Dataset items
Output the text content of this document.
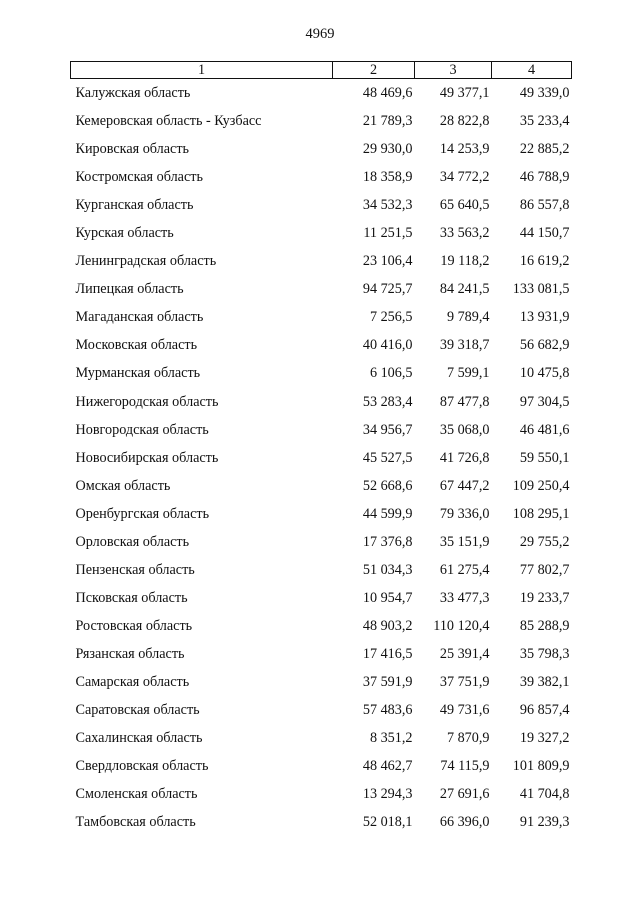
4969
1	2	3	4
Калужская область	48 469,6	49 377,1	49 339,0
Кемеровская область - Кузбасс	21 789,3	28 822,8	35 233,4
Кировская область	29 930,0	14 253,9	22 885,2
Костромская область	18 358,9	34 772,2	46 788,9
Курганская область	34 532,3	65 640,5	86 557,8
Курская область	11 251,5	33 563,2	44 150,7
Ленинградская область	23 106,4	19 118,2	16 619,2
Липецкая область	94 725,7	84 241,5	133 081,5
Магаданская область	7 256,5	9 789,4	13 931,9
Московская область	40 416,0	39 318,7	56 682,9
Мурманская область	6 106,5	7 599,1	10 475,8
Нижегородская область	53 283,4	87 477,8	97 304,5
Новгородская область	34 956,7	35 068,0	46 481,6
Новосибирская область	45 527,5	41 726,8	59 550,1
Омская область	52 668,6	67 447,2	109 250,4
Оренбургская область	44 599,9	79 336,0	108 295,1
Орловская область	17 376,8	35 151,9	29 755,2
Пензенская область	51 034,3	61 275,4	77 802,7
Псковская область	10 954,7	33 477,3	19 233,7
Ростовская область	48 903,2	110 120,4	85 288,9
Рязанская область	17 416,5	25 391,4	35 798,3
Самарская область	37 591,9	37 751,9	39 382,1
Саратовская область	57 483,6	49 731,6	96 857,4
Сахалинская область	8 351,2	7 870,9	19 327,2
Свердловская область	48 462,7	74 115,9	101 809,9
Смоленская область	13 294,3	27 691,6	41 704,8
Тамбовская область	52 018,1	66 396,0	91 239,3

Written task: Set down the material exactly, every line of it, except for the pictures.

Exercise result:
Output the text content of this document.
4969
1	2	3	4
Калужская область	48 469,6	49 377,1	49 339,0
Кемеровская область - Кузбасс	21 789,3	28 822,8	35 233,4
Кировская область	29 930,0	14 253,9	22 885,2
Костромская область	18 358,9	34 772,2	46 788,9
Курганская область	34 532,3	65 640,5	86 557,8
Курская область	11 251,5	33 563,2	44 150,7
Ленинградская область	23 106,4	19 118,2	16 619,2
Липецкая область	94 725,7	84 241,5	133 081,5
Магаданская область	7 256,5	9 789,4	13 931,9
Московская область	40 416,0	39 318,7	56 682,9
Мурманская область	6 106,5	7 599,1	10 475,8
Нижегородская область	53 283,4	87 477,8	97 304,5
Новгородская область	34 956,7	35 068,0	46 481,6
Новосибирская область	45 527,5	41 726,8	59 550,1
Омская область	52 668,6	67 447,2	109 250,4
Оренбургская область	44 599,9	79 336,0	108 295,1
Орловская область	17 376,8	35 151,9	29 755,2
Пензенская область	51 034,3	61 275,4	77 802,7
Псковская область	10 954,7	33 477,3	19 233,7
Ростовская область	48 903,2	110 120,4	85 288,9
Рязанская область	17 416,5	25 391,4	35 798,3
Самарская область	37 591,9	37 751,9	39 382,1
Саратовская область	57 483,6	49 731,6	96 857,4
Сахалинская область	8 351,2	7 870,9	19 327,2
Свердловская область	48 462,7	74 115,9	101 809,9
Смоленская область	13 294,3	27 691,6	41 704,8
Тамбовская область	52 018,1	66 396,0	91 239,3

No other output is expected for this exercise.